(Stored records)
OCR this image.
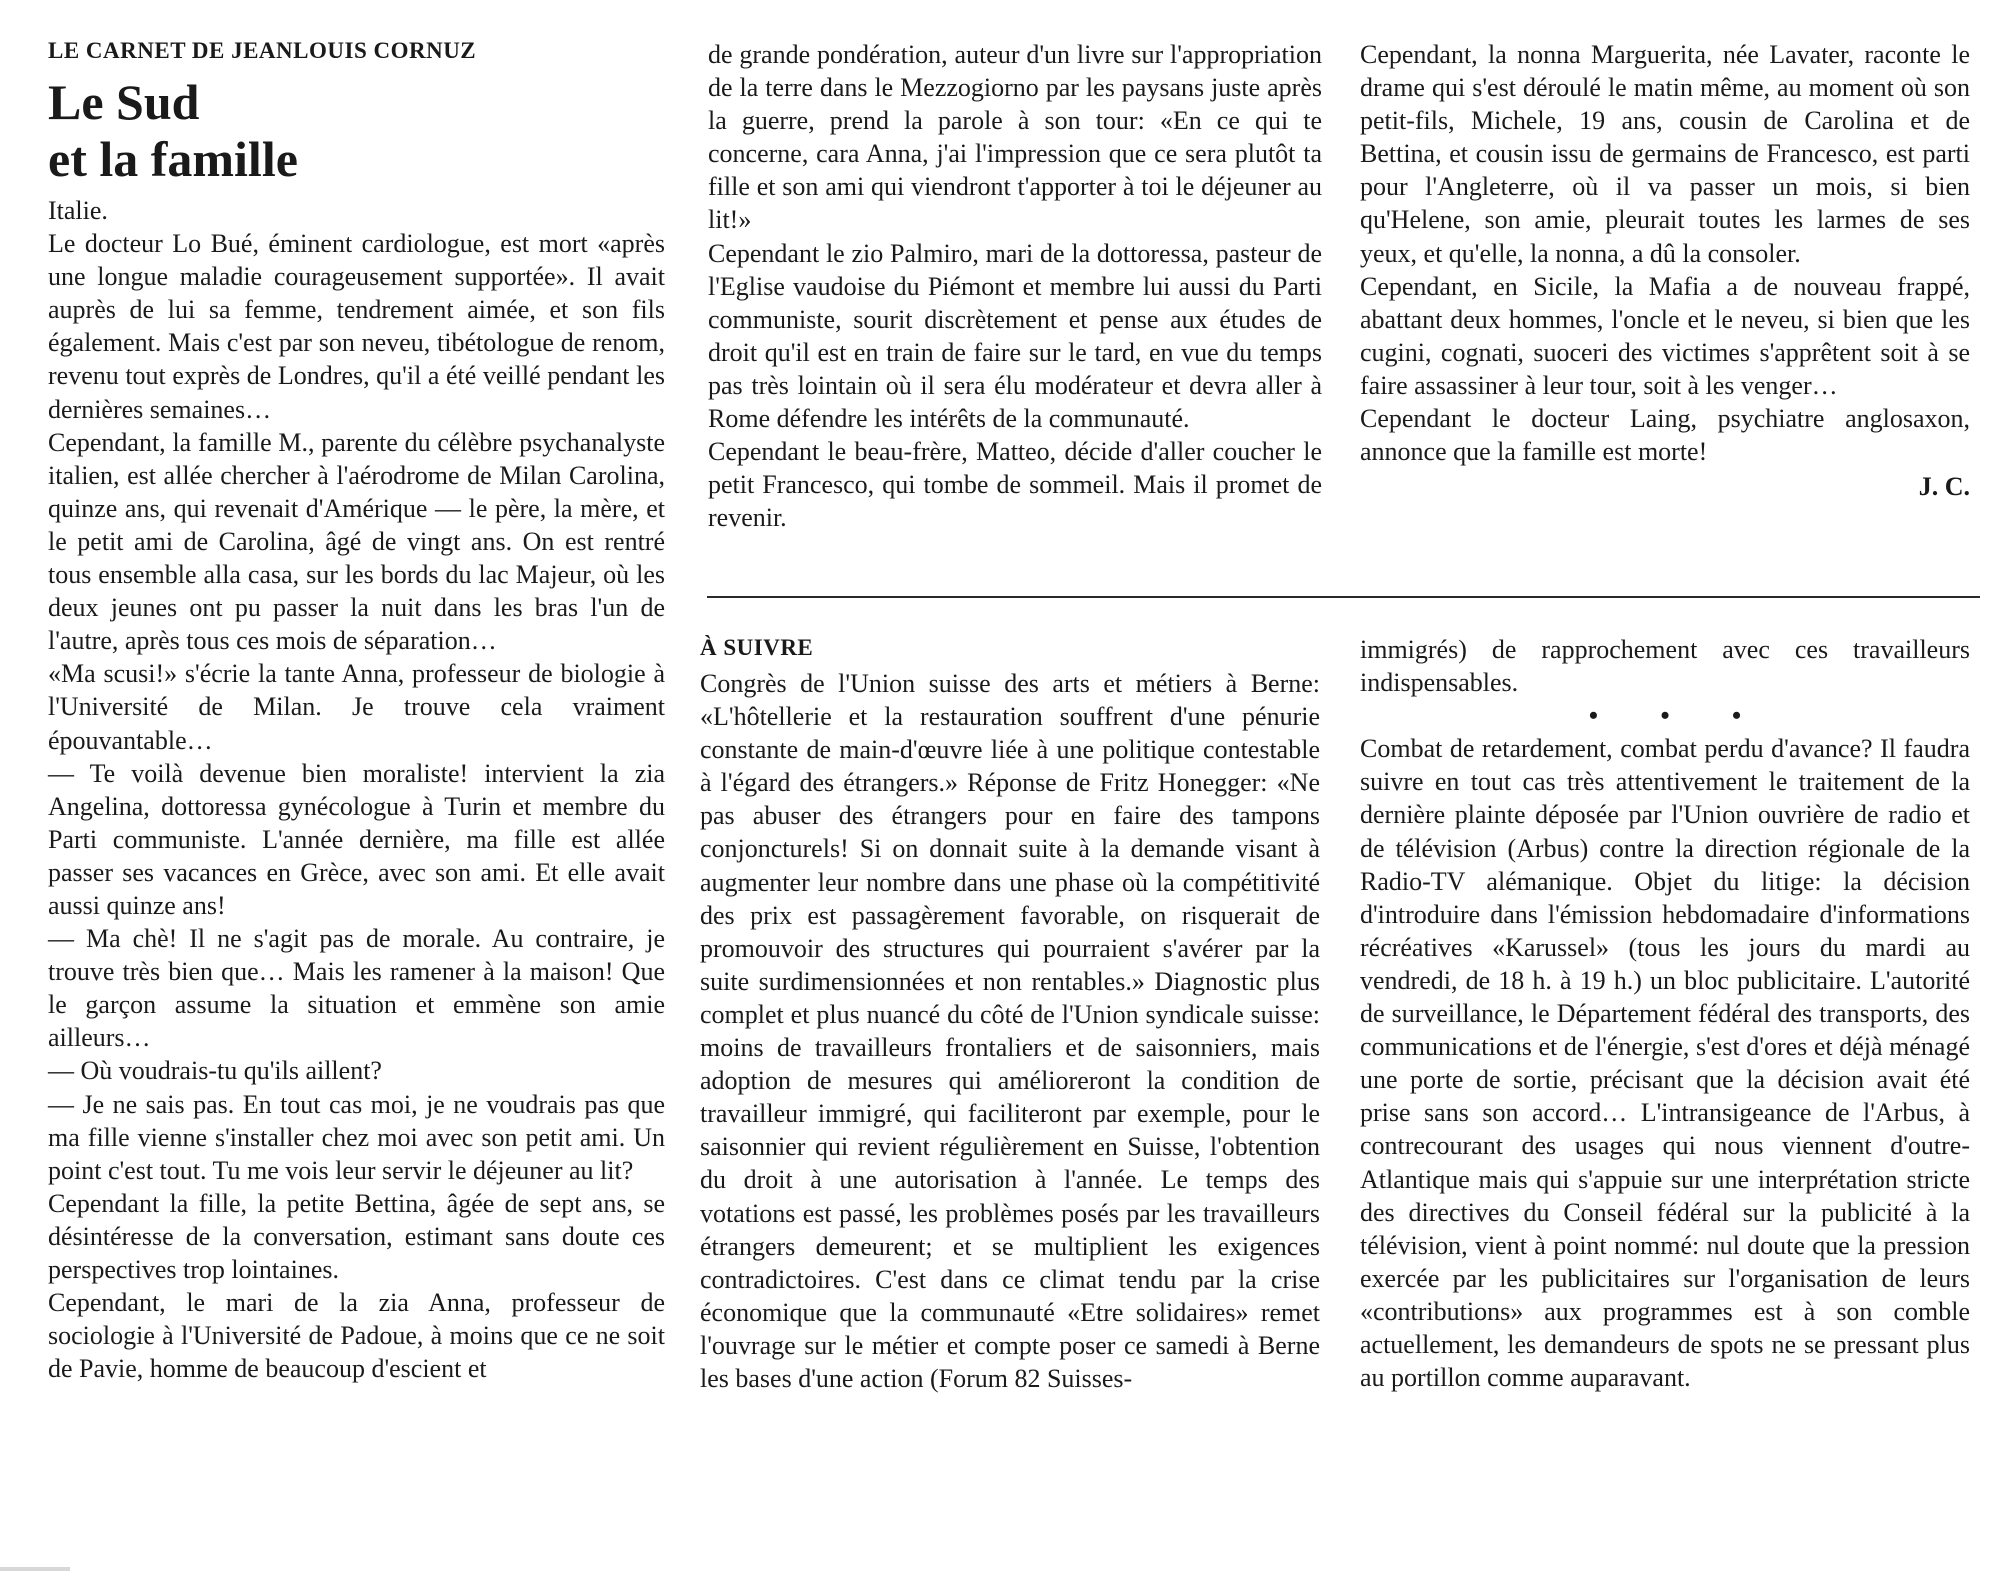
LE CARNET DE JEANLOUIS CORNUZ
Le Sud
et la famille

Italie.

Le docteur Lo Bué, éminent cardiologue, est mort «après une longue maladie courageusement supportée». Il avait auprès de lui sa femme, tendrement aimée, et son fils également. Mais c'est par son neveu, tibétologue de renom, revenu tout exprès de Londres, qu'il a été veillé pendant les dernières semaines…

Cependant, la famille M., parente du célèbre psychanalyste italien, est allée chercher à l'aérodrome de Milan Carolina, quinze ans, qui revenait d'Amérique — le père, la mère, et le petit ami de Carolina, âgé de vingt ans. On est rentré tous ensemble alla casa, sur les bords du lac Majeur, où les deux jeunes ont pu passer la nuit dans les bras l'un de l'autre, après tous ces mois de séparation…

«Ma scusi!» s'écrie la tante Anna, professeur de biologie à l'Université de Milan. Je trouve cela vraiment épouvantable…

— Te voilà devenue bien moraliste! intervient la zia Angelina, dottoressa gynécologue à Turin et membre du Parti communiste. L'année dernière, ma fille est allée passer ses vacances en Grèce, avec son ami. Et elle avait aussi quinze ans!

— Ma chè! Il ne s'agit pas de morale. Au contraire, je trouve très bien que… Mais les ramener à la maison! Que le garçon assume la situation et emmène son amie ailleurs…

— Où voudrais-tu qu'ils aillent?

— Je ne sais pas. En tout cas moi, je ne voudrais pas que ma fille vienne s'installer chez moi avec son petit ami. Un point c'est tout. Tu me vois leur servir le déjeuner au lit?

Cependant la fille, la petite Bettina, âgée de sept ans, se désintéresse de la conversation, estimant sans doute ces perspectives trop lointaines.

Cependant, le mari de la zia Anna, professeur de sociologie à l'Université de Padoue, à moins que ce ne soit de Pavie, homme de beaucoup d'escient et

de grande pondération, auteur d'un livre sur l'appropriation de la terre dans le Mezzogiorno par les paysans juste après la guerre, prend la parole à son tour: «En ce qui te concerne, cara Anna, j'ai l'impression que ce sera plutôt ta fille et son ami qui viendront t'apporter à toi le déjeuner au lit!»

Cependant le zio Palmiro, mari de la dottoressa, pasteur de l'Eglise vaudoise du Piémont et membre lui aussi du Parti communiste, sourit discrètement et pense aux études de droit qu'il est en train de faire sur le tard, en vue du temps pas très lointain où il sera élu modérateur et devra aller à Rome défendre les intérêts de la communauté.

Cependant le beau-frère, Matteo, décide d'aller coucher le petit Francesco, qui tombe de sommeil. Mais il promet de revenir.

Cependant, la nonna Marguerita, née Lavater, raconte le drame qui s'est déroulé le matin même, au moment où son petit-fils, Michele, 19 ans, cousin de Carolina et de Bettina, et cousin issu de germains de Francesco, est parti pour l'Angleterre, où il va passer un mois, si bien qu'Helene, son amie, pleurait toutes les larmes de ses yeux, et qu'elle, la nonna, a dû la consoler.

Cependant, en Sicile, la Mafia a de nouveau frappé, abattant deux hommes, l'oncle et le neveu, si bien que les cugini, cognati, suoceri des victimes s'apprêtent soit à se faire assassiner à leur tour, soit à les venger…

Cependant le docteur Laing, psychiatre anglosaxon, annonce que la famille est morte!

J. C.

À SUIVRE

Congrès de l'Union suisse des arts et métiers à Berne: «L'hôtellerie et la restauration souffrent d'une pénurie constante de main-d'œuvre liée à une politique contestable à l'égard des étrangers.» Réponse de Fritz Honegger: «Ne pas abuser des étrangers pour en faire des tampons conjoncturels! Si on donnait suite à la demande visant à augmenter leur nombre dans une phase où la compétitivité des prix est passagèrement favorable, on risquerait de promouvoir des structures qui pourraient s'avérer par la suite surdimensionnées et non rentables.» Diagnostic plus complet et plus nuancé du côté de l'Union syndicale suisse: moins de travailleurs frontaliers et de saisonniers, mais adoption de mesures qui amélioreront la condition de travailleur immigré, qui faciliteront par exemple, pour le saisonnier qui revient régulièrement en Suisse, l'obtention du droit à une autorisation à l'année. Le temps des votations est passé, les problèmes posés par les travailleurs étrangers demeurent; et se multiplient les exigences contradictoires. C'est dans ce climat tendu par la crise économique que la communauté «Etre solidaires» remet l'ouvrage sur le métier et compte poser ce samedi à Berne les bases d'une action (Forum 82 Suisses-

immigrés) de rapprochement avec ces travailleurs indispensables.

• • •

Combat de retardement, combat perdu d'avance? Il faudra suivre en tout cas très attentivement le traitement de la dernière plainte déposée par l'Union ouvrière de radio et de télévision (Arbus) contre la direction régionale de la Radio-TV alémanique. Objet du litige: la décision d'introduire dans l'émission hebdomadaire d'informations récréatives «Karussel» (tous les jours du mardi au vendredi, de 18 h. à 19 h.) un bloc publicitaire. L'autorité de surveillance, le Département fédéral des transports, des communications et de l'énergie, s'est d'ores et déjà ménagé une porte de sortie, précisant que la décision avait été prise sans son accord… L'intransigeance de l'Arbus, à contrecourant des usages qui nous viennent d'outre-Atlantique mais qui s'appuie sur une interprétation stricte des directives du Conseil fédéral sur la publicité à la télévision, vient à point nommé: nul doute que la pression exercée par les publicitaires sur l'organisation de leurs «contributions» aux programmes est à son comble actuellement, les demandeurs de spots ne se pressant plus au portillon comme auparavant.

--

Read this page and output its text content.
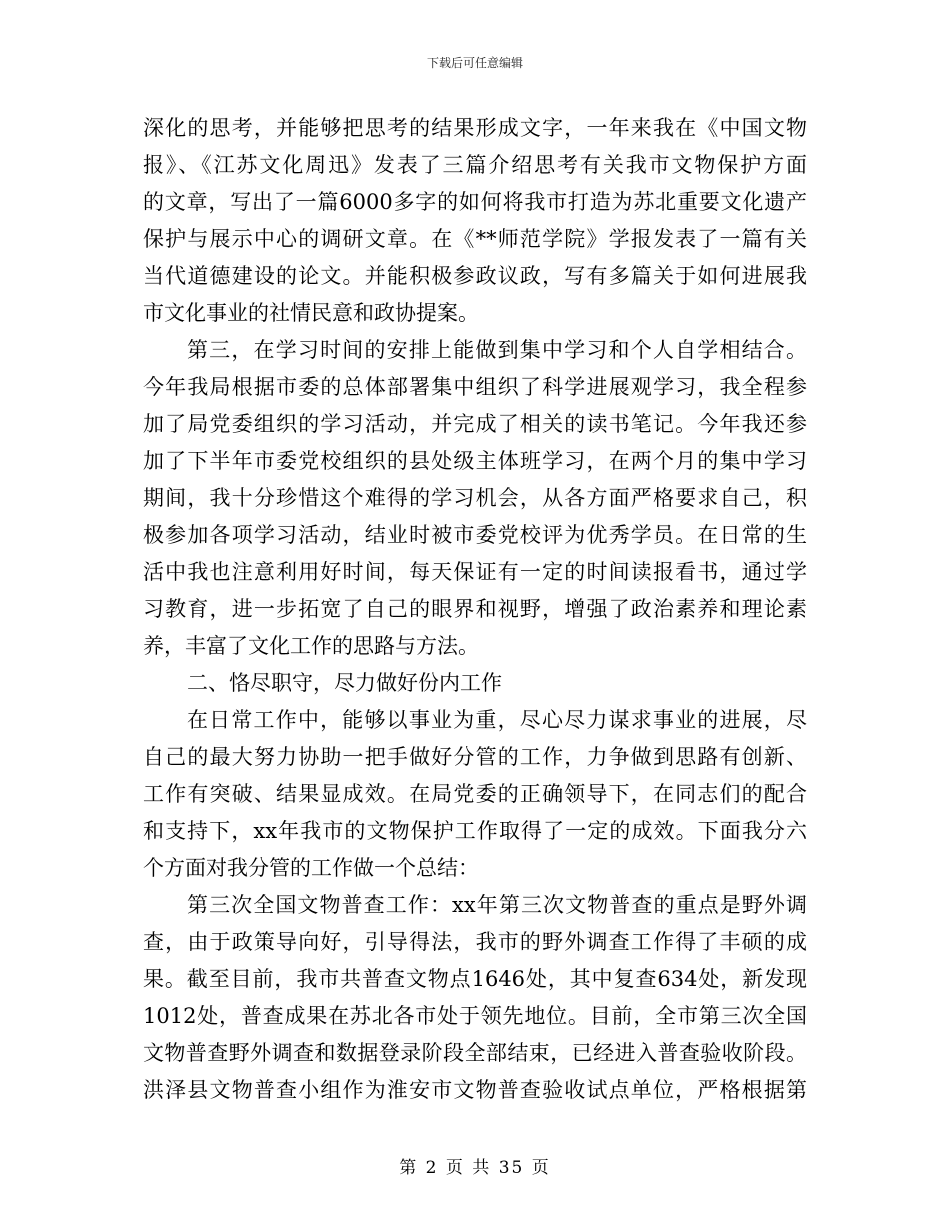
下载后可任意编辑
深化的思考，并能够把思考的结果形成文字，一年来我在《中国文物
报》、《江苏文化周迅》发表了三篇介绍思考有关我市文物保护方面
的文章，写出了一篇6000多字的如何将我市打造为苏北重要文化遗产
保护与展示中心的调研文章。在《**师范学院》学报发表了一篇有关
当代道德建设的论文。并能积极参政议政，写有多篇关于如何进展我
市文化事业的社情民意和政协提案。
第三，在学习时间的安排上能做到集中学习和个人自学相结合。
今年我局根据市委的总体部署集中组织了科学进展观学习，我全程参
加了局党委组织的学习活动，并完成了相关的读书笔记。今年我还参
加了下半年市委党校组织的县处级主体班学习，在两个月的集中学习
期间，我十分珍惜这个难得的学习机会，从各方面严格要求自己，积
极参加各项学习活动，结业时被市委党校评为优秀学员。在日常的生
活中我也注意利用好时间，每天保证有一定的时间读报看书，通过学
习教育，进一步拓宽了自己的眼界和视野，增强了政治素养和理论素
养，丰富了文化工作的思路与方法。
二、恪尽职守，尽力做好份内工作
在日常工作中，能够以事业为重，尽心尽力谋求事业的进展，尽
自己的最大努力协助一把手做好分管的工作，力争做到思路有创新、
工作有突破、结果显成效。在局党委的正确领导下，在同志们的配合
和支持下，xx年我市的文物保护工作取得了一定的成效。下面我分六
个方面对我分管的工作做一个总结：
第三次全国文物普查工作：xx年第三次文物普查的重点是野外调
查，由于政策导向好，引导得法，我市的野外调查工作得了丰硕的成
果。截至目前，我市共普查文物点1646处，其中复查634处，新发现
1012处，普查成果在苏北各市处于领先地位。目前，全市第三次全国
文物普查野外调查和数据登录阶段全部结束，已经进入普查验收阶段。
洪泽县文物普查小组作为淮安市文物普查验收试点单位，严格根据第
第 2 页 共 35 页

* * *

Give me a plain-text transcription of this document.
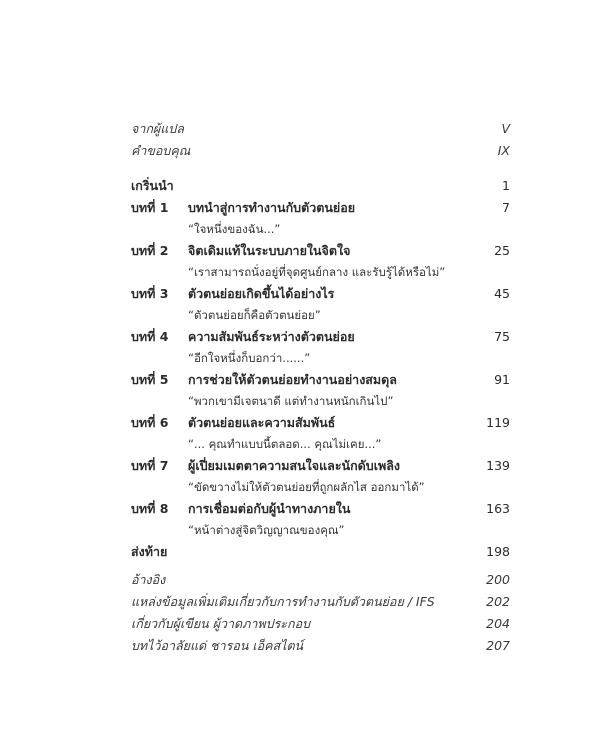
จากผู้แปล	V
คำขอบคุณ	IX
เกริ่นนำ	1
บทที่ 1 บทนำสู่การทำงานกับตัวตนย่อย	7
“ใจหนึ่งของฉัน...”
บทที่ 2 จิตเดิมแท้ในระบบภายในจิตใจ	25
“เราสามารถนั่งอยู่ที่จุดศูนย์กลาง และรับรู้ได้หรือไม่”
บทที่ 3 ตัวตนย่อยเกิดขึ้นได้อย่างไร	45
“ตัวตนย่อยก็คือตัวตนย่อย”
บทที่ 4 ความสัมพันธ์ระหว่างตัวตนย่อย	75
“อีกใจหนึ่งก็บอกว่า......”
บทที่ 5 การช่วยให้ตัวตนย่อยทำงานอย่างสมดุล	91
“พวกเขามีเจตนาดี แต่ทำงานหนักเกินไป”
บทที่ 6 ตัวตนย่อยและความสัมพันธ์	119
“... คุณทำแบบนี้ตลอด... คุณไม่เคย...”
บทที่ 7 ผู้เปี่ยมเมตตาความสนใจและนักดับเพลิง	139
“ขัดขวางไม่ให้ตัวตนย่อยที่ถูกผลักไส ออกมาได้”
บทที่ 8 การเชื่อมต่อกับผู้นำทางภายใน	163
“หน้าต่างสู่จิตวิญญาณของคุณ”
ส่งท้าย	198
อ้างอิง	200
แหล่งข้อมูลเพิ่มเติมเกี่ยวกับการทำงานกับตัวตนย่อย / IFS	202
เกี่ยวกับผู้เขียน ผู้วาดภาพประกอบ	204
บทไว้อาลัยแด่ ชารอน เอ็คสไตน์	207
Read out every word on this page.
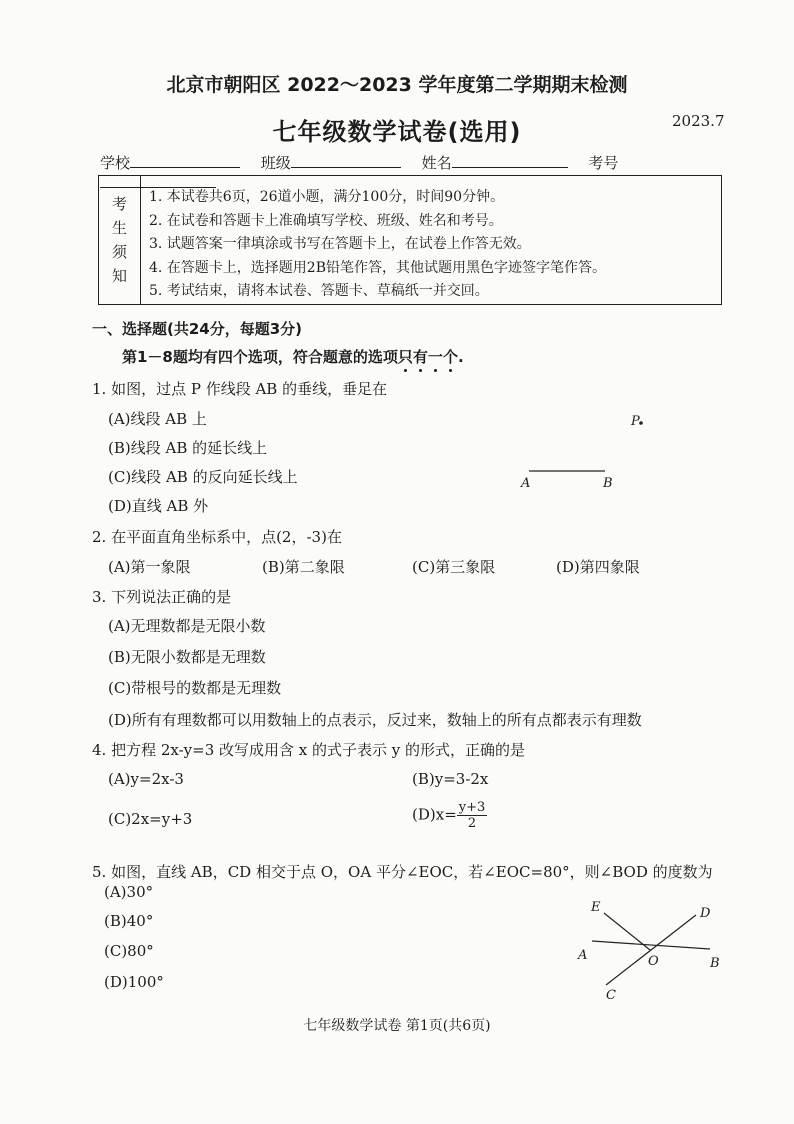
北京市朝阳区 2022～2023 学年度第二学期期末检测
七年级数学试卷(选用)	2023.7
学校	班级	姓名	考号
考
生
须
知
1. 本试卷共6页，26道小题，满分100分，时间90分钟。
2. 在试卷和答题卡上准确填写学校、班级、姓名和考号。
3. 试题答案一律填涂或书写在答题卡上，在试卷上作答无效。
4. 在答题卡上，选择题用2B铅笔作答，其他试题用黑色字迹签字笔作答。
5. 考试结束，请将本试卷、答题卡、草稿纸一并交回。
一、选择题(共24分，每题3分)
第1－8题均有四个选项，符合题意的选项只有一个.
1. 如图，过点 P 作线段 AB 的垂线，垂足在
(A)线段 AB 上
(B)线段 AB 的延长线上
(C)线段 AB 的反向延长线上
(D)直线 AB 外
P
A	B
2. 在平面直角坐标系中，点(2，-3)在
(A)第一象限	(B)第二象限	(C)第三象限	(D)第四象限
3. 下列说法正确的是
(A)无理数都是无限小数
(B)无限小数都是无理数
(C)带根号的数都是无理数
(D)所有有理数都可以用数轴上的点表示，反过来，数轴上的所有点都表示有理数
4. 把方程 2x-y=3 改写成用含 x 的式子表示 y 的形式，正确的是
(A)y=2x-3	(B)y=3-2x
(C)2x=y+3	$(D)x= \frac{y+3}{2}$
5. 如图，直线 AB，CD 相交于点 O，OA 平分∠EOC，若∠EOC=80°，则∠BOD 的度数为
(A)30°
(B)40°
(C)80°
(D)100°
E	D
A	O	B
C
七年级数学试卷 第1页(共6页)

● Aim: Using the records given above, list every line that includes the word "famille".

● Exercise output:
et la famille
Cependant, la famille M., parente du célèbre psychanalyste italien, est allée chercher à l'aérodrome de Milan Carolina, quinze ans, qui revenait d'Amérique — le père, la mère, et le petit ami de Carolina, âgé de vingt ans. On est rentré tous ensemble alla casa, sur les bords du lac Majeur, où les deux jeunes ont pu passer la nuit dans les bras l'un de l'autre, après tous ces mois de séparation…
Cependant le docteur Laing, psychiatre anglosaxon, annonce que la famille est morte!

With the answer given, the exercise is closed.